** START OF DATASET **

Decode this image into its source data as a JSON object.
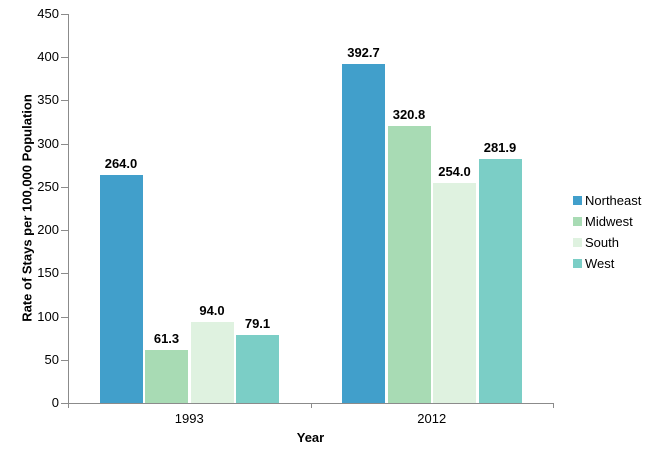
{
  "chart_data": {
    "type": "bar",
    "title": "",
    "xlabel": "Year",
    "ylabel": "Rate of Stays per 100,000 Population",
    "categories": [
      "1993",
      "2012"
    ],
    "series": [
      {
        "name": "Northeast",
        "color": "#419FCB",
        "values": [
          264.0,
          392.7
        ],
        "labels": [
          "264.0",
          "392.7"
        ]
      },
      {
        "name": "Midwest",
        "color": "#A8DBB4",
        "values": [
          61.3,
          320.8
        ],
        "labels": [
          "61.3",
          "320.8"
        ]
      },
      {
        "name": "South",
        "color": "#DFF2E0",
        "values": [
          94.0,
          254.0
        ],
        "labels": [
          "94.0",
          "254.0"
        ]
      },
      {
        "name": "West",
        "color": "#7BCEC6",
        "values": [
          79.1,
          281.9
        ],
        "labels": [
          "79.1",
          "281.9"
        ]
      }
    ],
    "ylim": [
      0,
      450
    ],
    "yticks": [
      0,
      50,
      100,
      150,
      200,
      250,
      300,
      350,
      400,
      450
    ],
    "grid": false,
    "legend_position": "right",
    "axis_color": "#8B8B8B",
    "label_color": "#000000"
  }
}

** END OF DATASET **

▶ _AIM OF THE TASK_:
Repeat the data in full and exactly. Omit pictures.

▶ _FULL RESPONSE_:
Decode this image into its source data as a JSON object.
{
  "chart_data": {
    "type": "bar",
    "title": "",
    "xlabel": "Year",
    "ylabel": "Rate of Stays per 100,000 Population",
    "categories": [
      "1993",
      "2012"
    ],
    "series": [
      {
        "name": "Northeast",
        "color": "#419FCB",
        "values": [
          264.0,
          392.7
        ],
        "labels": [
          "264.0",
          "392.7"
        ]
      },
      {
        "name": "Midwest",
        "color": "#A8DBB4",
        "values": [
          61.3,
          320.8
        ],
        "labels": [
          "61.3",
          "320.8"
        ]
      },
      {
        "name": "South",
        "color": "#DFF2E0",
        "values": [
          94.0,
          254.0
        ],
        "labels": [
          "94.0",
          "254.0"
        ]
      },
      {
        "name": "West",
        "color": "#7BCEC6",
        "values": [
          79.1,
          281.9
        ],
        "labels": [
          "79.1",
          "281.9"
        ]
      }
    ],
    "ylim": [
      0,
      450
    ],
    "yticks": [
      0,
      50,
      100,
      150,
      200,
      250,
      300,
      350,
      400,
      450
    ],
    "grid": false,
    "legend_position": "right",
    "axis_color": "#8B8B8B",
    "label_color": "#000000"
  }
}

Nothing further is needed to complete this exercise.